原题目:Given a binary tree, find its minimum depth.The minimum depth is the number of nodes along the shortest path from the root node down to the nearest leaf node.
给定一个二叉树,求最小深度。最小深度即为根节点至最近叶子节点经过的节点数。经过一番挣扎,最终用两个队列交叉使用来解决,实际上就是一个层次遍历,本机测试还可以,在线编程环境不知道为什么会出错。下边代码中的测试用例为:
测试所用二叉树.png
import java.util.Queue;
import java.util.LinkedList;
public class HelloWorld {
public static void main(String[] args){
TreeNode root = new TreeNode(1);
TreeNode node2 = new TreeNode(2);
TreeNode node3 = new TreeNode(3);
TreeNode node4 = new TreeNode(4);
TreeNode node5 = new TreeNode(5);
TreeNode node6 = new TreeNode(6);
TreeNode node7 = new TreeNode(7);
TreeNode node8 = new TreeNode(8);
TreeNode node9 = new TreeNode(9);
root.left = node2;
root.right = node3;
node2.left=node4;
node2.right=node5;
node3.left=node6;
node3.right=node7;
node4.right=node8;
node6.left=node9;
Solution s = new Solution();
System.out.println(s.run(root));
}
static class TreeNode {
int val;
TreeNode left;
TreeNode right;
TreeNode(int x) { val = x; }
}
static class Solution {
private int minimum = 1;
private Queue<TreeNode> queue1 = new LinkedList<TreeNode>();
private Queue<TreeNode> queue2 = new LinkedList<TreeNode>();
public int run(TreeNode root) {
if (root == null) return 0;
queue1.offer(root);
while(queue1.size()>0 || queue2.size()>0){
if(queue1.size()>0){
while(queue1.size()>0){//此处不能用null来判断,各位一想便知了
TreeNode t = queue1.poll();
if(t.left==null && t.right==null) return minimum;
if(t.left!=null) queue2.offer(t.left);
if(t.right!=null) queue2.offer(t.right);
}
minimum++;
}
if(queue2.size()>0){
while(queue2.size()>0){//此处不能用null来判断,各位一想便知了
TreeNode t = queue2.poll();
if(t.left==null && t.right==null) return minimum;
if(t.left!=null) queue1.offer(t.left);
if(t.right!=null) queue1.offer(t.right);
}
minimum++;
}
}
return -1;
}
}
}
代码输出结果:3
发现有问题可随时指出,谢谢。(第一篇博客,做个爱记笔记的好孩子)

---+---

任务目标
a – 在上面这篇讲二叉树最小深度的文本里,作者最终用什么方法解决了这个问题?
b – 请将上面讲二叉树最小深度的文本中从“原题目:Given a binary”开始、到“nearest leaf node.”结束的部分一字不差地抄录下来。

---+---

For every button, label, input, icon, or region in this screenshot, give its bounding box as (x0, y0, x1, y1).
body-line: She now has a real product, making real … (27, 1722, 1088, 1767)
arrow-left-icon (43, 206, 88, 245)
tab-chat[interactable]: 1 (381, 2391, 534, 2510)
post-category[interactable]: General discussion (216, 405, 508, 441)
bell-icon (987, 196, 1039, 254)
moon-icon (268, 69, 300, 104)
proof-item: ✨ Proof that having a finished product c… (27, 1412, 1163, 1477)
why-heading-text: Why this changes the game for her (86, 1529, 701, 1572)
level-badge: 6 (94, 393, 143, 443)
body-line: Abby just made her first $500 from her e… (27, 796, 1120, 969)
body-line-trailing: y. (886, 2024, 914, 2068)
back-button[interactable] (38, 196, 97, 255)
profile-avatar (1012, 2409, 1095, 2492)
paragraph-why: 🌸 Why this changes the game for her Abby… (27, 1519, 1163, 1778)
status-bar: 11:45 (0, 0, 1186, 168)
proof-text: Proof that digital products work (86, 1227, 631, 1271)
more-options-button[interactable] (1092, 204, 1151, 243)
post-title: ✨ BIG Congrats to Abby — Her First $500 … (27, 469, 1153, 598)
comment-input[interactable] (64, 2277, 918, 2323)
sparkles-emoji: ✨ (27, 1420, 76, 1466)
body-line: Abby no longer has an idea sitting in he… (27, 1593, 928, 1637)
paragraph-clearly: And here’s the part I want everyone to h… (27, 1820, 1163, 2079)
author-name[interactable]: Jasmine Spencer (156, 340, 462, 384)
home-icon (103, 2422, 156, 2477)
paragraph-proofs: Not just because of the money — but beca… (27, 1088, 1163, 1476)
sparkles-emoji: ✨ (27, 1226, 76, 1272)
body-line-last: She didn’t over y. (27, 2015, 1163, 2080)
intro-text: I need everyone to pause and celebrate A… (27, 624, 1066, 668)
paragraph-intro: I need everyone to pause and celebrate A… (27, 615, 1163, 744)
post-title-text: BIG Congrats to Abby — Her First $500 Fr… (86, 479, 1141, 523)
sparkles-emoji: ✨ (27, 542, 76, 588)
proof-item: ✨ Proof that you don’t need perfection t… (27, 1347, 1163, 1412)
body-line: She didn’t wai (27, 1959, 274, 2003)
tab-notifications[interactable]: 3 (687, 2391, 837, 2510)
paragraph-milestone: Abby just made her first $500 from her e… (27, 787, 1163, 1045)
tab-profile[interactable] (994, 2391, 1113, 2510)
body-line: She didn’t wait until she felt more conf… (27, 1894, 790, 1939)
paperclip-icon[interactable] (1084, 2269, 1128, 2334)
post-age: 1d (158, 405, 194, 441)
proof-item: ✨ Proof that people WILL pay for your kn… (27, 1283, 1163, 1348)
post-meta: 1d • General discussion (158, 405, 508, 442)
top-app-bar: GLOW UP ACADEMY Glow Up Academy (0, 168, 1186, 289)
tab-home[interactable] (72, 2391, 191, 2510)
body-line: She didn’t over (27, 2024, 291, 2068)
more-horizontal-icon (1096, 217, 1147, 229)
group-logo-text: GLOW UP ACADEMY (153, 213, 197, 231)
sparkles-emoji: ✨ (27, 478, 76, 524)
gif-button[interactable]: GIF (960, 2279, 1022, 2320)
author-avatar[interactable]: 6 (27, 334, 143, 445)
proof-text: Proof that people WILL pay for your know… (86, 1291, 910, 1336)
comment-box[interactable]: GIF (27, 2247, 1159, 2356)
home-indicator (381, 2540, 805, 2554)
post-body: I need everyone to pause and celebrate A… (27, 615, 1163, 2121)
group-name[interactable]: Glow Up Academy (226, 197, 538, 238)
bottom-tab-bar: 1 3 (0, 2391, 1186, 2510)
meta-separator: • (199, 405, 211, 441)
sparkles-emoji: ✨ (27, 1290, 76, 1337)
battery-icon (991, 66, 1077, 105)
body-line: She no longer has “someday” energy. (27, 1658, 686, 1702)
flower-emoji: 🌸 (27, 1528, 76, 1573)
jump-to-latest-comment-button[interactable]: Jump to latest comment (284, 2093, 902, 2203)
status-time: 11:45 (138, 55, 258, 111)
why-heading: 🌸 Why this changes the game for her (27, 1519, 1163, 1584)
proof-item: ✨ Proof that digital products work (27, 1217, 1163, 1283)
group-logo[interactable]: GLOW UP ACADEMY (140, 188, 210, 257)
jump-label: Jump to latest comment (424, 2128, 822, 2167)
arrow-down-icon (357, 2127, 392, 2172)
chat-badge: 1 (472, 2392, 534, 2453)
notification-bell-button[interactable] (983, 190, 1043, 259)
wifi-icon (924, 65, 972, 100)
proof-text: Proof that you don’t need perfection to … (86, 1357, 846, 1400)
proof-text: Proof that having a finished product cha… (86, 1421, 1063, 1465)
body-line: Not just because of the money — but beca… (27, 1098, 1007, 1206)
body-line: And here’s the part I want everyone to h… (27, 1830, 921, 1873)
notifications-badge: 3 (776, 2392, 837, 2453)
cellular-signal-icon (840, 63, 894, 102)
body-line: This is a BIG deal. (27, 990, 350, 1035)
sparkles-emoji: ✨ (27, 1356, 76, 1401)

---+---

逐项答案
a – 作者用两个队列交叉使用来解决,实际上就是一个层次遍历。

b –
原题目:Given a binary tree, find its minimum depth.The minimum depth is the number of nodes along the shortest path from the root node down to the nearest leaf node.